Answer with nothing but a number: how many lines include the word "close"?

*** RECORDS FOR THIS TASK

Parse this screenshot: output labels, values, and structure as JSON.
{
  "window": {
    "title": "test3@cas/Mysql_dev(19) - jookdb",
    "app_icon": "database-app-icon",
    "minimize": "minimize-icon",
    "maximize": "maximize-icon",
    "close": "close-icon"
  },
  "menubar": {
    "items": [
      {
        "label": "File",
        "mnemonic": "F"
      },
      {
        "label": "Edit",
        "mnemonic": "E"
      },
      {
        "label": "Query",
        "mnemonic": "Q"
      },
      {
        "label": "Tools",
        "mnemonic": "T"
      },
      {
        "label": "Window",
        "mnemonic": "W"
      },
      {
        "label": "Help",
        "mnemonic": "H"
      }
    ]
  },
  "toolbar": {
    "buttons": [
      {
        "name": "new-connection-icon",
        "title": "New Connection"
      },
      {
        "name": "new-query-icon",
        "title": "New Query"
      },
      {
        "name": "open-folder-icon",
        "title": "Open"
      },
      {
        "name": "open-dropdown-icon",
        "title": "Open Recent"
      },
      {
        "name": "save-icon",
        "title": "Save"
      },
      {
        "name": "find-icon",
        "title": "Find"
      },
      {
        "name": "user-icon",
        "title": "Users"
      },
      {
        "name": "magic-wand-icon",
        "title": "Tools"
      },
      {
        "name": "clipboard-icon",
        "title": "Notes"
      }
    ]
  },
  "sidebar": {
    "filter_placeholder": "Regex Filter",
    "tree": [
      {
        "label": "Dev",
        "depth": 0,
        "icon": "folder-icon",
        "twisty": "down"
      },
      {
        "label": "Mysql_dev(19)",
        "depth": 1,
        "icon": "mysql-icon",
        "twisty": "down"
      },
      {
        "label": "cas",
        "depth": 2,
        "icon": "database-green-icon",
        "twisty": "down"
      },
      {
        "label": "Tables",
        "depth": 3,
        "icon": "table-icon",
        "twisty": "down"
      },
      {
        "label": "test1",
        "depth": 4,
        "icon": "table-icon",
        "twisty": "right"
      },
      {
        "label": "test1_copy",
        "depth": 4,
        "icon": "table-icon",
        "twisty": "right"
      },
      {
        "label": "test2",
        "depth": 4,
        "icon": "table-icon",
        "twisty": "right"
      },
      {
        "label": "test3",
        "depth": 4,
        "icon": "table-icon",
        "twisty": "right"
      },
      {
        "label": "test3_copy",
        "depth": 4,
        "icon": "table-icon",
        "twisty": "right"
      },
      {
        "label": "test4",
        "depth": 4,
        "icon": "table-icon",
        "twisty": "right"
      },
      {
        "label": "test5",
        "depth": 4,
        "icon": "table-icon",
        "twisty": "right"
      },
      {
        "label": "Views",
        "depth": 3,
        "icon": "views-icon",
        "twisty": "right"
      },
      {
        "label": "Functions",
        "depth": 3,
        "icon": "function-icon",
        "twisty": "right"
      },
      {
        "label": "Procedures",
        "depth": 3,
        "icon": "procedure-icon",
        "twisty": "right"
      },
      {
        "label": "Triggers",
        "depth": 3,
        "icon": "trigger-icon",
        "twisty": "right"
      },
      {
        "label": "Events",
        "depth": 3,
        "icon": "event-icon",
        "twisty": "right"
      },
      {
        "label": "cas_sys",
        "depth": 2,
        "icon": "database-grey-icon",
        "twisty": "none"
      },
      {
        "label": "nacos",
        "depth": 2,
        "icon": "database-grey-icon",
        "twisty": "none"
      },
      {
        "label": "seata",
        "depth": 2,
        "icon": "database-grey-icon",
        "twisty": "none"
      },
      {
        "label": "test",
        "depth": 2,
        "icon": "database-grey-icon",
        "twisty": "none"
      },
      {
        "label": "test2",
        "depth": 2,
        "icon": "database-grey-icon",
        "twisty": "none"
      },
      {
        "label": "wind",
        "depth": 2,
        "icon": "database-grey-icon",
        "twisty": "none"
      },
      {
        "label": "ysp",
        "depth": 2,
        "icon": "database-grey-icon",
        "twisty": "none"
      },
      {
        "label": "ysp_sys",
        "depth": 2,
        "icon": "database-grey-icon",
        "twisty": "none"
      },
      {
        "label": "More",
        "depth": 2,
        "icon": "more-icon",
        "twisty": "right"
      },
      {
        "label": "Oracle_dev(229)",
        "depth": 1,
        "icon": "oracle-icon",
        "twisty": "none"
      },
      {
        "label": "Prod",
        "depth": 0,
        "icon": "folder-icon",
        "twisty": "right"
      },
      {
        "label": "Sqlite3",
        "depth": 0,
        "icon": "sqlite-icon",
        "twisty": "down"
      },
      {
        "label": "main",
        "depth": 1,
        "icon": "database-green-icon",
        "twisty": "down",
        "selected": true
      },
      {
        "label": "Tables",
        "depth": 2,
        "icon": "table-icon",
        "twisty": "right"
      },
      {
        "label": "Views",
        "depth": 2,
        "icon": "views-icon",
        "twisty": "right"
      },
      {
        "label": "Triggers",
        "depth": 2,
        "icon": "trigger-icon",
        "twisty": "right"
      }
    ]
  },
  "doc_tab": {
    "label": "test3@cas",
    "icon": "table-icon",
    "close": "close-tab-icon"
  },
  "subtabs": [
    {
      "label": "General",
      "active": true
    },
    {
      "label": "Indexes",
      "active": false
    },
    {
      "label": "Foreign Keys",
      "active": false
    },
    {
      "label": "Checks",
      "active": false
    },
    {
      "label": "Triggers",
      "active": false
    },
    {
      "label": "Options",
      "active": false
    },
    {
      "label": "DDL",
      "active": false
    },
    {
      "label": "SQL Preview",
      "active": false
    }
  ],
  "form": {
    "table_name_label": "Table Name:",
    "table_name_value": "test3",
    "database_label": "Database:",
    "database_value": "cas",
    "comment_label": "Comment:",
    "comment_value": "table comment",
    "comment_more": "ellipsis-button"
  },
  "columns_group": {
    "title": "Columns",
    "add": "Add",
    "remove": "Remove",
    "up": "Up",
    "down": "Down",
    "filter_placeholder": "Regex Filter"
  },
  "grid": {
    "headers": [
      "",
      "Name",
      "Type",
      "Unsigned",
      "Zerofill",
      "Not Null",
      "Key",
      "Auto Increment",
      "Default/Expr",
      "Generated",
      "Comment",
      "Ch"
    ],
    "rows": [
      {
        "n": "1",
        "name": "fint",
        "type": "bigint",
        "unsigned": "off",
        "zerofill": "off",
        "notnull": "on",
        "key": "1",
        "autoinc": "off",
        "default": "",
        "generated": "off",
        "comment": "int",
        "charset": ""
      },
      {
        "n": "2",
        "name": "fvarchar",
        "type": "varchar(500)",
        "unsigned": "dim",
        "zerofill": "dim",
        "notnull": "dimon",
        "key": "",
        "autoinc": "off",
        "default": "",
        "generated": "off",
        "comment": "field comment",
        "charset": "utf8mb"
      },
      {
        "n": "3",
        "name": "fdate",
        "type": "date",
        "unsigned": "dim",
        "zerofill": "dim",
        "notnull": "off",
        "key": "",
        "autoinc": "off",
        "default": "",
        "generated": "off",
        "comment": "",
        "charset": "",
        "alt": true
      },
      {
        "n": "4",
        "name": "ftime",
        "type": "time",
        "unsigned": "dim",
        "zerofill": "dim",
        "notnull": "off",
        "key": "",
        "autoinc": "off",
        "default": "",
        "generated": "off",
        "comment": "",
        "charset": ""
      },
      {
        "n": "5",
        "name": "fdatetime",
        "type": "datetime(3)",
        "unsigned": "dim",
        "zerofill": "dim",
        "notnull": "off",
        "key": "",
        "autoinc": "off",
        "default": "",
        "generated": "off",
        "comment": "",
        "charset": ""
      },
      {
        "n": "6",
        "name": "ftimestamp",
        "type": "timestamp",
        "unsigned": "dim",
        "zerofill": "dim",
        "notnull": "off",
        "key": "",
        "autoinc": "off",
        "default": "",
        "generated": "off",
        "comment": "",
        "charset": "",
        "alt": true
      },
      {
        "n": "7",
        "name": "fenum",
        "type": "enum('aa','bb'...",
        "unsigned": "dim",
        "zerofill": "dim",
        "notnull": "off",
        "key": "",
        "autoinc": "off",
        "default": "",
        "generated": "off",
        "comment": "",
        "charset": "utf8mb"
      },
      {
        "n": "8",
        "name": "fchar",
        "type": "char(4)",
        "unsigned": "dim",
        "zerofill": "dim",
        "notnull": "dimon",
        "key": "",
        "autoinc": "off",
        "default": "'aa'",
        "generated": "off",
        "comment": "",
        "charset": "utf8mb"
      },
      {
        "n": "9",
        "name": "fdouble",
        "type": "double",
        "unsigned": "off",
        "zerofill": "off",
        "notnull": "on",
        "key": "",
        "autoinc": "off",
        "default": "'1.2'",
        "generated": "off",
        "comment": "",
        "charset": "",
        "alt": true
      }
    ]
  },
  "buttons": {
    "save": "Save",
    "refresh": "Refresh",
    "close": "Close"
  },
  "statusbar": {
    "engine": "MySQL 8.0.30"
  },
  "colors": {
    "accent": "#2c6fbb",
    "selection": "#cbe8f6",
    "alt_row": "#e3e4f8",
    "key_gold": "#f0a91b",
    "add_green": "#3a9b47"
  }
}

******

◆ **EXERCISE SOLUTION**: 3